Written problem: Please duplicate the items between the line holding "Patent image size: (982, 1205)." and the line holding "The attachment pin 82 is at (391, 256).", inclusive, repeating each line without any change.
▬▬▬▬▬▬▬▬▬▬
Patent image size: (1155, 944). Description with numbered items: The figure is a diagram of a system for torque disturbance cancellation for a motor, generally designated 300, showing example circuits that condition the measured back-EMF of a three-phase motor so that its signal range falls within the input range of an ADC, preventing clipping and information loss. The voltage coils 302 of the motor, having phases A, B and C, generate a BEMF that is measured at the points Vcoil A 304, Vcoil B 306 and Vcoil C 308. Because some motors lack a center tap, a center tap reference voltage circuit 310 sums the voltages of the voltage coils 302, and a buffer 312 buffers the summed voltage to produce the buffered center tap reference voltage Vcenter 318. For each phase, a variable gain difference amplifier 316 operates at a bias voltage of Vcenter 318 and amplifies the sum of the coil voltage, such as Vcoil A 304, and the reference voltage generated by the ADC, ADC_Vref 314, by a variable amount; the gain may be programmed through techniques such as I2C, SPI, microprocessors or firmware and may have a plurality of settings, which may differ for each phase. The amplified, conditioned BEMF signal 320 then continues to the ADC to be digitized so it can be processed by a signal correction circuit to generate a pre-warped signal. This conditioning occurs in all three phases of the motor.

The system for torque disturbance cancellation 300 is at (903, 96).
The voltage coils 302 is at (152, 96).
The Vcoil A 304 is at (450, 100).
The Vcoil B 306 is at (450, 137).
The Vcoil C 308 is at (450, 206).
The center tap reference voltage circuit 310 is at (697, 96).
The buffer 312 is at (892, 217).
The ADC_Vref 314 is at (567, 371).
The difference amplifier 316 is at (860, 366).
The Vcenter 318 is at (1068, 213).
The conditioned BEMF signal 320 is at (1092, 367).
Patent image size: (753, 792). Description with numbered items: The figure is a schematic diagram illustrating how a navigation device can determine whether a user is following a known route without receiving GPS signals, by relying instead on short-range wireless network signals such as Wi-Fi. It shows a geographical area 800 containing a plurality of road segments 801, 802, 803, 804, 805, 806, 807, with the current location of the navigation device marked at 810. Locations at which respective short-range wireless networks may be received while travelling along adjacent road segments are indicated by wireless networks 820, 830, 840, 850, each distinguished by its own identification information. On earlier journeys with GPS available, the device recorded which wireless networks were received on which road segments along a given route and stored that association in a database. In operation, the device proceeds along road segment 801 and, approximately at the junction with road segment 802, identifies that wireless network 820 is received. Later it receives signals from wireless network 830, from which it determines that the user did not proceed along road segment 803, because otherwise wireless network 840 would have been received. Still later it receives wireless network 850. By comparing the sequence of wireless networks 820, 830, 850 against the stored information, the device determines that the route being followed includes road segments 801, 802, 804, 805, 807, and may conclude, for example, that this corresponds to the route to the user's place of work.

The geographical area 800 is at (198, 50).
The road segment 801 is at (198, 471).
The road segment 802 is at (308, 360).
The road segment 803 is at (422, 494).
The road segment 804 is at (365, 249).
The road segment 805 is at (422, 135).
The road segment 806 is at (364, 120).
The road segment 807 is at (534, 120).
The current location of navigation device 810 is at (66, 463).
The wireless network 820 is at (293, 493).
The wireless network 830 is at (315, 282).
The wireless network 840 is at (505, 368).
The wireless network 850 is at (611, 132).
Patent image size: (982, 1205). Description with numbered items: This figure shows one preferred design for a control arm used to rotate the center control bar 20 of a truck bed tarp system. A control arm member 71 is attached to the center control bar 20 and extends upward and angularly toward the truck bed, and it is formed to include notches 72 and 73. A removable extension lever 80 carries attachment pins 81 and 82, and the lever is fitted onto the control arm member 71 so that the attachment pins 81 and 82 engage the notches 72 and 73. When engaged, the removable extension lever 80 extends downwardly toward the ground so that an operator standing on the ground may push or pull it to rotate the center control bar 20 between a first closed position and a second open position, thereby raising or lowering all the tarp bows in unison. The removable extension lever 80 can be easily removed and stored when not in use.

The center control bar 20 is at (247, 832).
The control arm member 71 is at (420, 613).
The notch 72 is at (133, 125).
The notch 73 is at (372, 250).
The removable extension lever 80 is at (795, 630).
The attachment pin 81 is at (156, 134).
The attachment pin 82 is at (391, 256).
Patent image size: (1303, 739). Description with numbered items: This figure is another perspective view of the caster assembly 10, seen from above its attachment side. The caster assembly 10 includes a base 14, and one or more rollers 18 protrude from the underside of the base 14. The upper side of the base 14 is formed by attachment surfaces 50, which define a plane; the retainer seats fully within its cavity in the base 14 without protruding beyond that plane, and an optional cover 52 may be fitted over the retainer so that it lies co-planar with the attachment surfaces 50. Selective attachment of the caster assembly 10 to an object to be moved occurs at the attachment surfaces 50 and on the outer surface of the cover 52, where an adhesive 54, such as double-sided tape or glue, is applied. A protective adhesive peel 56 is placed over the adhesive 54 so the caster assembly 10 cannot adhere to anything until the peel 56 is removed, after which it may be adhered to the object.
▬▬▬▬▬▬▬▬▬▬
Task answer:
Patent image size: (982, 1205). Description with numbered items: This figure shows one preferred design for a control arm used to rotate the center control bar 20 of a truck bed tarp system. A control arm member 71 is attached to the center control bar 20 and extends upward and angularly toward the truck bed, and it is formed to include notches 72 and 73. A removable extension lever 80 carries attachment pins 81 and 82, and the lever is fitted onto the control arm member 71 so that the attachment pins 81 and 82 engage the notches 72 and 73. When engaged, the removable extension lever 80 extends downwardly toward the ground so that an operator standing on the ground may push or pull it to rotate the center control bar 20 between a first closed position and a second open position, thereby raising or lowering all the tarp bows in unison. The removable extension lever 80 can be easily removed and stored when not in use.

The center control bar 20 is at (247, 832).
The control arm member 71 is at (420, 613).
The notch 72 is at (133, 125).
The notch 73 is at (372, 250).
The removable extension lever 80 is at (795, 630).
The attachment pin 81 is at (156, 134).
The attachment pin 82 is at (391, 256).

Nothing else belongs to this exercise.